■ Your objective:
Extract all of the data and reproduce it precisely.

■ Records from a collection:
══════

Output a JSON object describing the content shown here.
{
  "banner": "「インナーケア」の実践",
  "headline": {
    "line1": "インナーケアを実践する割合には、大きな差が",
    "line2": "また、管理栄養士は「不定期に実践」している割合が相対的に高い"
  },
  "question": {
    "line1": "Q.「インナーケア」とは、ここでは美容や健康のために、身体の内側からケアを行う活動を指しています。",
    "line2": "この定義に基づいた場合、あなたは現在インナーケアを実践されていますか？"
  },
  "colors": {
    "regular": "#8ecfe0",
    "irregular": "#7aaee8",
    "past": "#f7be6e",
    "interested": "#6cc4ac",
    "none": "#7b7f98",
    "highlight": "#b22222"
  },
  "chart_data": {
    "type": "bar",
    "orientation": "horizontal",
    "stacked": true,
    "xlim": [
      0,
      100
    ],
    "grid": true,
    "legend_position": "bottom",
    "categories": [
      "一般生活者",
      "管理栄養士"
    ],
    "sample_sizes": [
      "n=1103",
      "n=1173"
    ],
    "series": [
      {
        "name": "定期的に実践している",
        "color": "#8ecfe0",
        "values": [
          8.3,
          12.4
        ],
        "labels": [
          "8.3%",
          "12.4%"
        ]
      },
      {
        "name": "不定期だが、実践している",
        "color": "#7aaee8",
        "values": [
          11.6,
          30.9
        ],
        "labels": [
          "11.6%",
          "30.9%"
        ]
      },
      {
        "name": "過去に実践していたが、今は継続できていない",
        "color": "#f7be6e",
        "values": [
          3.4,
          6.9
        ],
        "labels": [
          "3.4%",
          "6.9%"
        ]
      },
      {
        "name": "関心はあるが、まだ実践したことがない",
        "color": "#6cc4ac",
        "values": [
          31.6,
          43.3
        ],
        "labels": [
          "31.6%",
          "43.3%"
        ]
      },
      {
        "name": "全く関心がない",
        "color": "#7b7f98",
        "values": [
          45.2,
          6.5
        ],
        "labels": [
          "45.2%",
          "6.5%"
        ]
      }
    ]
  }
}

══════

■ Exercise output:
Output a JSON object describing the content shown here.
{
  "banner": "「インナーケア」の実践",
  "headline": {
    "line1": "インナーケアを実践する割合には、大きな差が",
    "line2": "また、管理栄養士は「不定期に実践」している割合が相対的に高い"
  },
  "question": {
    "line1": "Q.「インナーケア」とは、ここでは美容や健康のために、身体の内側からケアを行う活動を指しています。",
    "line2": "この定義に基づいた場合、あなたは現在インナーケアを実践されていますか？"
  },
  "colors": {
    "regular": "#8ecfe0",
    "irregular": "#7aaee8",
    "past": "#f7be6e",
    "interested": "#6cc4ac",
    "none": "#7b7f98",
    "highlight": "#b22222"
  },
  "chart_data": {
    "type": "bar",
    "orientation": "horizontal",
    "stacked": true,
    "xlim": [
      0,
      100
    ],
    "grid": true,
    "legend_position": "bottom",
    "categories": [
      "一般生活者",
      "管理栄養士"
    ],
    "sample_sizes": [
      "n=1103",
      "n=1173"
    ],
    "series": [
      {
        "name": "定期的に実践している",
        "color": "#8ecfe0",
        "values": [
          8.3,
          12.4
        ],
        "labels": [
          "8.3%",
          "12.4%"
        ]
      },
      {
        "name": "不定期だが、実践している",
        "color": "#7aaee8",
        "values": [
          11.6,
          30.9
        ],
        "labels": [
          "11.6%",
          "30.9%"
        ]
      },
      {
        "name": "過去に実践していたが、今は継続できていない",
        "color": "#f7be6e",
        "values": [
          3.4,
          6.9
        ],
        "labels": [
          "3.4%",
          "6.9%"
        ]
      },
      {
        "name": "関心はあるが、まだ実践したことがない",
        "color": "#6cc4ac",
        "values": [
          31.6,
          43.3
        ],
        "labels": [
          "31.6%",
          "43.3%"
        ]
      },
      {
        "name": "全く関心がない",
        "color": "#7b7f98",
        "values": [
          45.2,
          6.5
        ],
        "labels": [
          "45.2%",
          "6.5%"
        ]
      }
    ]
  }
}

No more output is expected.